• [TASK TO COMPLETE]: Reproduce every line of the data below verbatim, preserving the original order.

>> START EXTRACTED ENTRIES

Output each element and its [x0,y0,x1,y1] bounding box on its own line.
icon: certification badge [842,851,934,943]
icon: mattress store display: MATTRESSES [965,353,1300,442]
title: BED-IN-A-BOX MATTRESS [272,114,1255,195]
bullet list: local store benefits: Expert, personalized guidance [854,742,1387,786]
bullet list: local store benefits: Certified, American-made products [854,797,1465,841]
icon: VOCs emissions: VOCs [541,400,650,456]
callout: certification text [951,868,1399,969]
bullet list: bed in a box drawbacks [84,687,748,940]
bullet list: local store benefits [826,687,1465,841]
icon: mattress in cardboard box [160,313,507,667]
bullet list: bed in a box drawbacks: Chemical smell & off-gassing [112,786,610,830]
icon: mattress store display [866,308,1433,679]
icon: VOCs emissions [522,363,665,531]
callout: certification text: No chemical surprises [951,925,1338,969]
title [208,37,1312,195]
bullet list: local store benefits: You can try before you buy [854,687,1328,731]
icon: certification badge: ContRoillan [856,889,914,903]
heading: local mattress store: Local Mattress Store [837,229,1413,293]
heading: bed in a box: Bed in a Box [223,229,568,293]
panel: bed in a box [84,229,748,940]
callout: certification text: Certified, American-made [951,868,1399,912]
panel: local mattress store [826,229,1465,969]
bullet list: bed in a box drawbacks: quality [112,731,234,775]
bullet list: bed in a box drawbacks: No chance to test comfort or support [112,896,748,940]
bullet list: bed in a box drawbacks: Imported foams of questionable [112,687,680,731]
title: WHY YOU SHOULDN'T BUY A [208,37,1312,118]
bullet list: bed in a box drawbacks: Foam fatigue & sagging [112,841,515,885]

>> END EXTRACTED ENTRIES

• [SOLUTION TO THIS TASK]:
Output each element and its [x0,y0,x1,y1] bounding box on its own line.
icon: certification badge [842,851,934,943]
icon: mattress store display: MATTRESSES [965,353,1300,442]
title: BED-IN-A-BOX MATTRESS [272,114,1255,195]
bullet list: local store benefits: Expert, personalized guidance [854,742,1387,786]
bullet list: local store benefits: Certified, American-made products [854,797,1465,841]
icon: VOCs emissions: VOCs [541,400,650,456]
callout: certification text [951,868,1399,969]
bullet list: bed in a box drawbacks [84,687,748,940]
bullet list: local store benefits [826,687,1465,841]
icon: mattress in cardboard box [160,313,507,667]
bullet list: bed in a box drawbacks: Chemical smell & off-gassing [112,786,610,830]
icon: mattress store display [866,308,1433,679]
icon: VOCs emissions [522,363,665,531]
callout: certification text: No chemical surprises [951,925,1338,969]
title [208,37,1312,195]
bullet list: local store benefits: You can try before you buy [854,687,1328,731]
icon: certification badge: ContRoillan [856,889,914,903]
heading: local mattress store: Local Mattress Store [837,229,1413,293]
heading: bed in a box: Bed in a Box [223,229,568,293]
panel: bed in a box [84,229,748,940]
callout: certification text: Certified, American-made [951,868,1399,912]
panel: local mattress store [826,229,1465,969]
bullet list: bed in a box drawbacks: quality [112,731,234,775]
bullet list: bed in a box drawbacks: No chance to test comfort or support [112,896,748,940]
bullet list: bed in a box drawbacks: Imported foams of questionable [112,687,680,731]
title: WHY YOU SHOULDN'T BUY A [208,37,1312,118]
bullet list: bed in a box drawbacks: Foam fatigue & sagging [112,841,515,885]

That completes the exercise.